>>>>

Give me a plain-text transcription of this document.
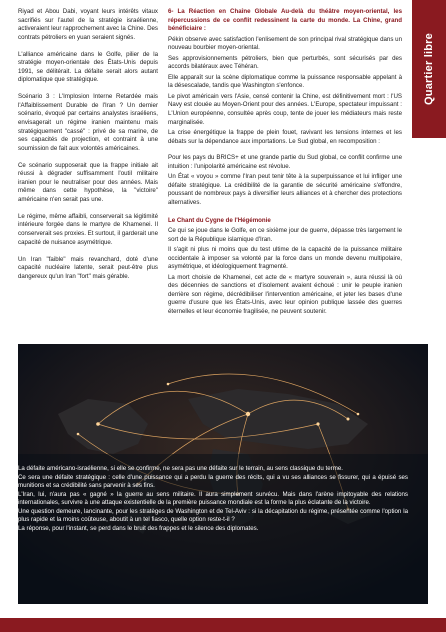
Quartier libre

Riyad et Abou Dabi, voyant leurs intérêts vitaux sacrifiés sur l'autel de la stratégie israélienne, activeraient leur rapprochement avec la Chine. Des contrats pétroliers en yuan seraient signés.

L'alliance américaine dans le Golfe, pilier de la stratégie moyen-orientale des États-Unis depuis 1991, se délitérait. La défaite serait alors autant diplomatique que stratégique.

Scénario 3 : L'Implosion Interne Retardée mais l'Affaiblissement Durable de l'Iran ? Un dernier scénario, évoqué par certains analystes israéliens, envisagerait un régime iranien maintenu mais stratégiquement "cassé" : privé de sa marine, de ses capacités de projection, et contraint à une soumission de fait aux volontés américaines.

Ce scénario supposerait que la frappe initiale ait réussi à dégrader suffisamment l'outil militaire iranien pour le neutraliser pour des années. Mais même dans cette hypothèse, la "victoire" américaine n'en serait pas une.

Le régime, même affaibli, conserverait sa légitimité intérieure forgée dans le martyre de Khamenei. Il conserverait ses proxies. Et surtout, il garderait une capacité de nuisance asymétrique.

Un Iran "faible" mais revanchard, doté d'une capacité nucléaire latente, serait peut-être plus dangereux qu'un Iran "fort" mais gérable.

6- La Réaction en Chaîne Globale Au-delà du théâtre moyen-oriental, les répercussions de ce conflit redessinent la carte du monde. La Chine, grand bénéficiaire :

Pékin observe avec satisfaction l'enlisement de son principal rival stratégique dans un nouveau bourbier moyen-oriental.

Ses approvisionnements pétroliers, bien que perturbés, sont sécurisés par des accords bilatéraux avec Téhéran.

Elle apparaît sur la scène diplomatique comme la puissance responsable appelant à la désescalade, tandis que Washington s'enfonce.

Le pivot américain vers l'Asie, censé contenir la Chine, est définitivement mort : l'US Navy est clouée au Moyen-Orient pour des années. L'Europe, spectateur impuissant : L'Union européenne, consultée après coup, tente de jouer les médiateurs mais reste marginalisée.

La crise énergétique la frappe de plein fouet, ravivant les tensions internes et les débats sur la dépendance aux importations. Le Sud global, en recomposition :

Pour les pays du BRICS+ et une grande partie du Sud global, ce conflit confirme une intuition : l'unipolarité américaine est révolue.

Un État « voyou » comme l'Iran peut tenir tête à la superpuissance et lui infliger une défaite stratégique. La crédibilité de la garantie de sécurité américaine s'effondre, poussant de nombreux pays à diversifier leurs alliances et à chercher des protections alternatives.

Le Chant du Cygne de l'Hégémonie

Ce qui se joue dans le Golfe, en ce sixième jour de guerre, dépasse très largement le sort de la République islamique d'Iran.

Il s'agit ni plus ni moins que du test ultime de la capacité de la puissance militaire occidentale à imposer sa volonté par la force dans un monde devenu multipolaire, asymétrique, et idéologiquement fragmenté.

La mort choisie de Khamenei, cet acte de « martyre souverain », aura réussi là où des décennies de sanctions et d'isolement avaient échoué : unir le peuple iranien derrière son régime, décrédibiliser l'intervention américaine, et jeter les bases d'une guerre d'usure que les États-Unis, avec leur opinion publique lassée des guerres éternelles et leur économie fragilisée, ne peuvent soutenir.

La défaite américano-israélienne, si elle se confirme, ne sera pas une défaite sur le terrain, au sens classique du terme.

Ce sera une défaite stratégique : celle d'une puissance qui a perdu la guerre des récits, qui a vu ses alliances se fissurer, qui a épuisé ses munitions et sa crédibilité sans parvenir à ses fins.

L'Iran, lui, n'aura pas « gagné » la guerre au sens militaire. Il aura simplement survécu. Mais dans l'arène impitoyable des relations internationales, survivre à une attaque existentielle de la première puissance mondiale est la forme la plus éclatante de la victoire.

Une question demeure, lancinante, pour les stratèges de Washington et de Tel-Aviv : si la décapitation du régime, présentée comme l'option la plus rapide et la moins coûteuse, aboutit à un tel fiasco, quelle option reste-t-il ?

La réponse, pour l'instant, se perd dans le bruit des frappes et le silence des diplomates.
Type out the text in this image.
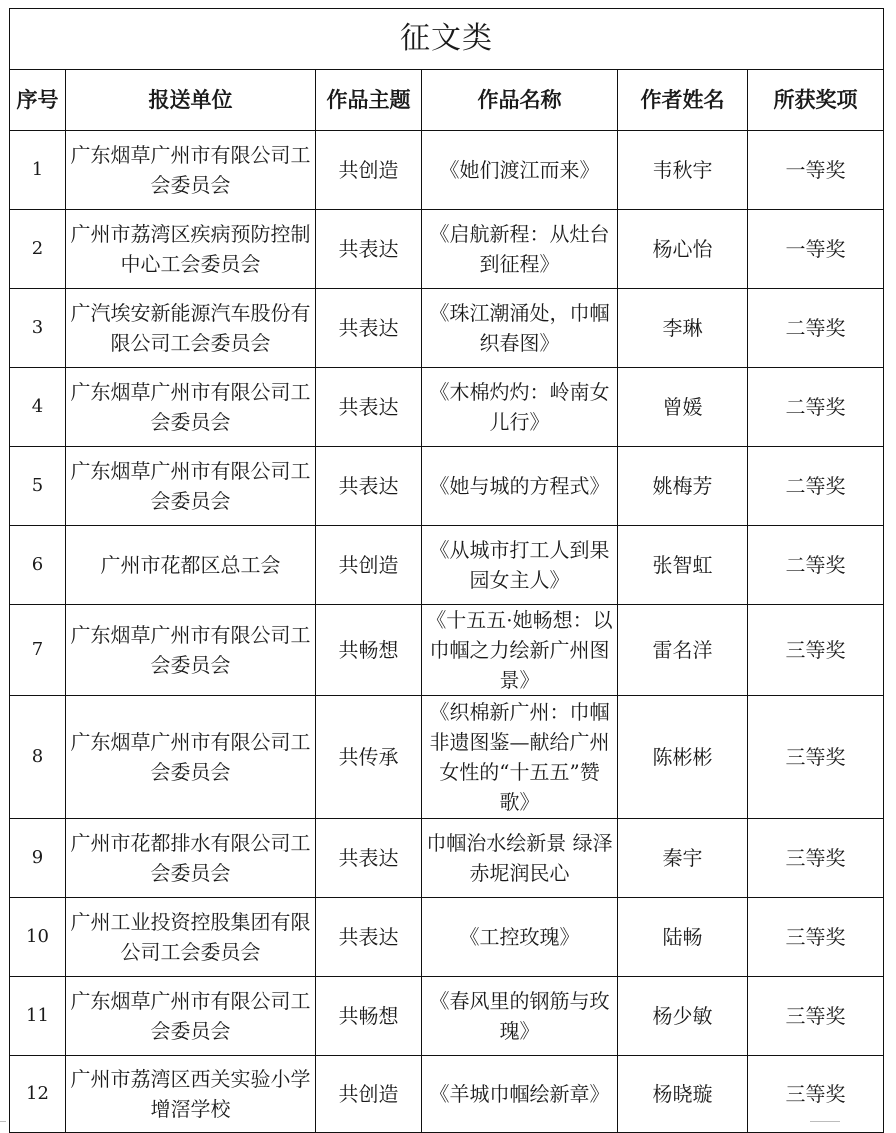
征文类					
序号	报送单位	作品主题	作品名称	作者姓名	所获奖项
1	广东烟草广州市有限公司工会委员会	共创造	《她们渡江而来》	韦秋宇	一等奖
2	广州市荔湾区疾病预防控制中心工会委员会	共表达	《启航新程：从灶台到征程》	杨心怡	一等奖
3	广汽埃安新能源汽车股份有限公司工会委员会	共表达	《珠江潮涌处，巾帼织春图》	李琳	二等奖
4	广东烟草广州市有限公司工会委员会	共表达	《木棉灼灼：岭南女儿行》	曾媛	二等奖
5	广东烟草广州市有限公司工会委员会	共表达	《她与城的方程式》	姚梅芳	二等奖
6	广州市花都区总工会	共创造	《从城市打工人到果园女主人》	张智虹	二等奖
7	广东烟草广州市有限公司工会委员会	共畅想	《十五五·她畅想：以巾帼之力绘新广州图景》	雷名洋	三等奖
8	广东烟草广州市有限公司工会委员会	共传承	《织棉新广州：巾帼非遗图鉴—献给广州女性的“十五五”赞歌》	陈彬彬	三等奖
9	广州市花都排水有限公司工会委员会	共表达	巾帼治水绘新景 绿泽赤坭润民心	秦宇	三等奖
10	广州工业投资控股集团有限公司工会委员会	共表达	《工控玫瑰》	陆畅	三等奖
11	广东烟草广州市有限公司工会委员会	共畅想	《春风里的钢筋与玫瑰》	杨少敏	三等奖
12	广州市荔湾区西关实验小学增滘学校	共创造	《羊城巾帼绘新章》	杨晓璇	三等奖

<<<<

-- Instructions for the task --
Reproduce the data verbatim. Do not carry any picture into the copy.

-- Response --
Give me a plain-text transcription of this document.
Quartier libre

Riyad et Abou Dabi, voyant leurs intérêts vitaux sacrifiés sur l'autel de la stratégie israélienne, activeraient leur rapprochement avec la Chine. Des contrats pétroliers en yuan seraient signés.

L'alliance américaine dans le Golfe, pilier de la stratégie moyen-orientale des États-Unis depuis 1991, se délitérait. La défaite serait alors autant diplomatique que stratégique.

Scénario 3 : L'Implosion Interne Retardée mais l'Affaiblissement Durable de l'Iran ? Un dernier scénario, évoqué par certains analystes israéliens, envisagerait un régime iranien maintenu mais stratégiquement "cassé" : privé de sa marine, de ses capacités de projection, et contraint à une soumission de fait aux volontés américaines.

Ce scénario supposerait que la frappe initiale ait réussi à dégrader suffisamment l'outil militaire iranien pour le neutraliser pour des années. Mais même dans cette hypothèse, la "victoire" américaine n'en serait pas une.

Le régime, même affaibli, conserverait sa légitimité intérieure forgée dans le martyre de Khamenei. Il conserverait ses proxies. Et surtout, il garderait une capacité de nuisance asymétrique.

Un Iran "faible" mais revanchard, doté d'une capacité nucléaire latente, serait peut-être plus dangereux qu'un Iran "fort" mais gérable.

6- La Réaction en Chaîne Globale Au-delà du théâtre moyen-oriental, les répercussions de ce conflit redessinent la carte du monde. La Chine, grand bénéficiaire :

Pékin observe avec satisfaction l'enlisement de son principal rival stratégique dans un nouveau bourbier moyen-oriental.

Ses approvisionnements pétroliers, bien que perturbés, sont sécurisés par des accords bilatéraux avec Téhéran.

Elle apparaît sur la scène diplomatique comme la puissance responsable appelant à la désescalade, tandis que Washington s'enfonce.

Le pivot américain vers l'Asie, censé contenir la Chine, est définitivement mort : l'US Navy est clouée au Moyen-Orient pour des années. L'Europe, spectateur impuissant : L'Union européenne, consultée après coup, tente de jouer les médiateurs mais reste marginalisée.

La crise énergétique la frappe de plein fouet, ravivant les tensions internes et les débats sur la dépendance aux importations. Le Sud global, en recomposition :

Pour les pays du BRICS+ et une grande partie du Sud global, ce conflit confirme une intuition : l'unipolarité américaine est révolue.

Un État « voyou » comme l'Iran peut tenir tête à la superpuissance et lui infliger une défaite stratégique. La crédibilité de la garantie de sécurité américaine s'effondre, poussant de nombreux pays à diversifier leurs alliances et à chercher des protections alternatives.

Le Chant du Cygne de l'Hégémonie

Ce qui se joue dans le Golfe, en ce sixième jour de guerre, dépasse très largement le sort de la République islamique d'Iran.

Il s'agit ni plus ni moins que du test ultime de la capacité de la puissance militaire occidentale à imposer sa volonté par la force dans un monde devenu multipolaire, asymétrique, et idéologiquement fragmenté.

La mort choisie de Khamenei, cet acte de « martyre souverain », aura réussi là où des décennies de sanctions et d'isolement avaient échoué : unir le peuple iranien derrière son régime, décrédibiliser l'intervention américaine, et jeter les bases d'une guerre d'usure que les États-Unis, avec leur opinion publique lassée des guerres éternelles et leur économie fragilisée, ne peuvent soutenir.

La défaite américano-israélienne, si elle se confirme, ne sera pas une défaite sur le terrain, au sens classique du terme.

Ce sera une défaite stratégique : celle d'une puissance qui a perdu la guerre des récits, qui a vu ses alliances se fissurer, qui a épuisé ses munitions et sa crédibilité sans parvenir à ses fins.

L'Iran, lui, n'aura pas « gagné » la guerre au sens militaire. Il aura simplement survécu. Mais dans l'arène impitoyable des relations internationales, survivre à une attaque existentielle de la première puissance mondiale est la forme la plus éclatante de la victoire.

Une question demeure, lancinante, pour les stratèges de Washington et de Tel-Aviv : si la décapitation du régime, présentée comme l'option la plus rapide et la moins coûteuse, aboutit à un tel fiasco, quelle option reste-t-il ?

La réponse, pour l'instant, se perd dans le bruit des frappes et le silence des diplomates.
Type out the text in this image.
征文类					
序号	报送单位	作品主题	作品名称	作者姓名	所获奖项
1	广东烟草广州市有限公司工会委员会	共创造	《她们渡江而来》	韦秋宇	一等奖
2	广州市荔湾区疾病预防控制中心工会委员会	共表达	《启航新程：从灶台到征程》	杨心怡	一等奖
3	广汽埃安新能源汽车股份有限公司工会委员会	共表达	《珠江潮涌处，巾帼织春图》	李琳	二等奖
4	广东烟草广州市有限公司工会委员会	共表达	《木棉灼灼：岭南女儿行》	曾媛	二等奖
5	广东烟草广州市有限公司工会委员会	共表达	《她与城的方程式》	姚梅芳	二等奖
6	广州市花都区总工会	共创造	《从城市打工人到果园女主人》	张智虹	二等奖
7	广东烟草广州市有限公司工会委员会	共畅想	《十五五·她畅想：以巾帼之力绘新广州图景》	雷名洋	三等奖
8	广东烟草广州市有限公司工会委员会	共传承	《织棉新广州：巾帼非遗图鉴—献给广州女性的“十五五”赞歌》	陈彬彬	三等奖
9	广州市花都排水有限公司工会委员会	共表达	巾帼治水绘新景 绿泽赤坭润民心	秦宇	三等奖
10	广州工业投资控股集团有限公司工会委员会	共表达	《工控玫瑰》	陆畅	三等奖
11	广东烟草广州市有限公司工会委员会	共畅想	《春风里的钢筋与玫瑰》	杨少敏	三等奖
12	广州市荔湾区西关实验小学增滘学校	共创造	《羊城巾帼绘新章》	杨晓璇	三等奖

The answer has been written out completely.